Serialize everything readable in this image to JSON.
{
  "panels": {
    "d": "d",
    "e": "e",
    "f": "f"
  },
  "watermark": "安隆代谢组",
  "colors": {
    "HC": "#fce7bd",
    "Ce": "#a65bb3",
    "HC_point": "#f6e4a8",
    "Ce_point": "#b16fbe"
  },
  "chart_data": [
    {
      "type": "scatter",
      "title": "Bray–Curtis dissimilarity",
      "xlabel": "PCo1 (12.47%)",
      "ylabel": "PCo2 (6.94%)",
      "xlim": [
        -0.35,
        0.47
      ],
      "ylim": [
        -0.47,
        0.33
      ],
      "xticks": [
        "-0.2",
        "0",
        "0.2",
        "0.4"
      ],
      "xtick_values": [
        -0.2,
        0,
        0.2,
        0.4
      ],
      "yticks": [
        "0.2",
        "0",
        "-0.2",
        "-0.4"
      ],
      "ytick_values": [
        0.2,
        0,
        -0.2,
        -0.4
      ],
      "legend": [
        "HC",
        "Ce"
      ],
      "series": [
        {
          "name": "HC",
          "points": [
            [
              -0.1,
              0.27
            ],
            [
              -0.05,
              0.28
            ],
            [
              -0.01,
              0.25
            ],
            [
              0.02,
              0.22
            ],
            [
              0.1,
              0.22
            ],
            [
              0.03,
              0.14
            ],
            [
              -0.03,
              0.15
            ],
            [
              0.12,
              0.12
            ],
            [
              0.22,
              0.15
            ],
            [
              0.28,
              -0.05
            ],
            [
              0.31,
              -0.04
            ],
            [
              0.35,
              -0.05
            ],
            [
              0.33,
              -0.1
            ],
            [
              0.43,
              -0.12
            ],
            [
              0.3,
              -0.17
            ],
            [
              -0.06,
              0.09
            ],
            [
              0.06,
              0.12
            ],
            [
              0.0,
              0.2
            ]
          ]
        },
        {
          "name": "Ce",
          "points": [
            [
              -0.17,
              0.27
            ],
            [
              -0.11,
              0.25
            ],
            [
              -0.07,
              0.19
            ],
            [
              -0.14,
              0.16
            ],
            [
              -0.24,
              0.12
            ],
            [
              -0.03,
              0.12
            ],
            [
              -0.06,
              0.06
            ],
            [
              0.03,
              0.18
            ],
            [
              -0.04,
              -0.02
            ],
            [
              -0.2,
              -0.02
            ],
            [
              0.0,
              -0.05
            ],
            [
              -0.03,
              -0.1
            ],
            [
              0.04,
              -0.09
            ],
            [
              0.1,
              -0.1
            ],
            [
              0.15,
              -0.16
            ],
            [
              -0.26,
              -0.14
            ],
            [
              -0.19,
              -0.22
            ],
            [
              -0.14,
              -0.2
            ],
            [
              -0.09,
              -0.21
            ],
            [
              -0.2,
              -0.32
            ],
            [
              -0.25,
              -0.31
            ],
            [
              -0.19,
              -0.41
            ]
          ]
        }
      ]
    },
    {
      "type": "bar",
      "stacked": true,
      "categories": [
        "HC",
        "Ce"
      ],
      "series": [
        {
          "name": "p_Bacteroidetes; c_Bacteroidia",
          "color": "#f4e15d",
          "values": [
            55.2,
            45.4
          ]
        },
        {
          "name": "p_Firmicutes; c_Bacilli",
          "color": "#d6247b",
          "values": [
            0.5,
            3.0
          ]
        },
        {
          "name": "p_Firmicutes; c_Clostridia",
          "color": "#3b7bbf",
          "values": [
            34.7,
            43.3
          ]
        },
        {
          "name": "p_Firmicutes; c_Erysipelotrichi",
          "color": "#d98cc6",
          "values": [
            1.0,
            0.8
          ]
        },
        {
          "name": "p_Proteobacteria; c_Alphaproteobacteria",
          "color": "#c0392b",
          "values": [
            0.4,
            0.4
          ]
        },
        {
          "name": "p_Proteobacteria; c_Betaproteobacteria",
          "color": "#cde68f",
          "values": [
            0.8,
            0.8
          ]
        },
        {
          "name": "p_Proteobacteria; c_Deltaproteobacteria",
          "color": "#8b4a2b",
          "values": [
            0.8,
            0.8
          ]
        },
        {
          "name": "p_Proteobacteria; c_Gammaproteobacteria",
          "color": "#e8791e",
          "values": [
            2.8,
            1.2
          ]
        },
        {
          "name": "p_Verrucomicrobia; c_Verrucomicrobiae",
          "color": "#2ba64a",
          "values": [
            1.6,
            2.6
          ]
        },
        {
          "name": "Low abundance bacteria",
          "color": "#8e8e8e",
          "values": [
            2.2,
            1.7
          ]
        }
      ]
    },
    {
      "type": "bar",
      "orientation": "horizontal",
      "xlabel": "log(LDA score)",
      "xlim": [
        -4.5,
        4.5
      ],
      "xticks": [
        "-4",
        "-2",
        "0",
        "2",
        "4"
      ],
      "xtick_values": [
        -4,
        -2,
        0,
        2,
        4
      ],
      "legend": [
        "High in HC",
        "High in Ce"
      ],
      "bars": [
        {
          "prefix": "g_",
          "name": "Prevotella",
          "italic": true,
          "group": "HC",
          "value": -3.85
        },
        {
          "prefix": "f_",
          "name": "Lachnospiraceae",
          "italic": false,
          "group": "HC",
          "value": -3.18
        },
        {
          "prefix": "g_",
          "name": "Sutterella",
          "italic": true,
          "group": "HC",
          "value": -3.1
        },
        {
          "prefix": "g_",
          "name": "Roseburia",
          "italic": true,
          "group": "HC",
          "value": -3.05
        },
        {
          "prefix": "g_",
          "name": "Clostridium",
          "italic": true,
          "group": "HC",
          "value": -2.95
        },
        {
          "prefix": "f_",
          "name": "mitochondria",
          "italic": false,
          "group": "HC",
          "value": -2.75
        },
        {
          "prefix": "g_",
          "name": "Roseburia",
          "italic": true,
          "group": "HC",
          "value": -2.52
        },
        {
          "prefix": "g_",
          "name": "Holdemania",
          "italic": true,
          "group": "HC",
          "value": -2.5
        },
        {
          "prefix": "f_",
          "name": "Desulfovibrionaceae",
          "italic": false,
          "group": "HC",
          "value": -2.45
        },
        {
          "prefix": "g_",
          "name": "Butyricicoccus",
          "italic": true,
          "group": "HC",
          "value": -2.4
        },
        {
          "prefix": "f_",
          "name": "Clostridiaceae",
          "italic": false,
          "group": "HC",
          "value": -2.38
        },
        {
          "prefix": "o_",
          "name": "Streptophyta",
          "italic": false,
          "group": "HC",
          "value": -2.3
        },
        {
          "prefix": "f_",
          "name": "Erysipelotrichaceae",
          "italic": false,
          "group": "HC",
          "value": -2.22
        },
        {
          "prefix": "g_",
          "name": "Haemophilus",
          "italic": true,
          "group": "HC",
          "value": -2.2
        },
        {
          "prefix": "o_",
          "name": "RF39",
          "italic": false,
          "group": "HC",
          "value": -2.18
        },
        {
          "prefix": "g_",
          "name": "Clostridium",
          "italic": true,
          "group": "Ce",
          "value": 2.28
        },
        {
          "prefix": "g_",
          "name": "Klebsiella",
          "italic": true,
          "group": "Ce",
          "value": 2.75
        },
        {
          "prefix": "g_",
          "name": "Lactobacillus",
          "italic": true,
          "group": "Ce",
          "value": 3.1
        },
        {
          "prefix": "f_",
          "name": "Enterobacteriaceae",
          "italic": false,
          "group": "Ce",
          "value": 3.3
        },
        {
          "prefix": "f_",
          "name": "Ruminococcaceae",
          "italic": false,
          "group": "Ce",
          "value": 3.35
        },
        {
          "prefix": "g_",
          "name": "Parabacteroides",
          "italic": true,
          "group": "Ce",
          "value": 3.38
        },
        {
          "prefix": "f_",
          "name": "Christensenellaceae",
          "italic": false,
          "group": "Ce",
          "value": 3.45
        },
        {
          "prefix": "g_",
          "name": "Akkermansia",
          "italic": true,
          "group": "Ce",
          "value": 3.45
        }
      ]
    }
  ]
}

________________________________________

WHAT THE EXERCISE ASKS
Every line that holds the word "xlabel" should be copied from the records.

TASK SOLUTION
      "xlabel": "PCo1 (12.47%)",
      "xlabel": "log(LDA score)",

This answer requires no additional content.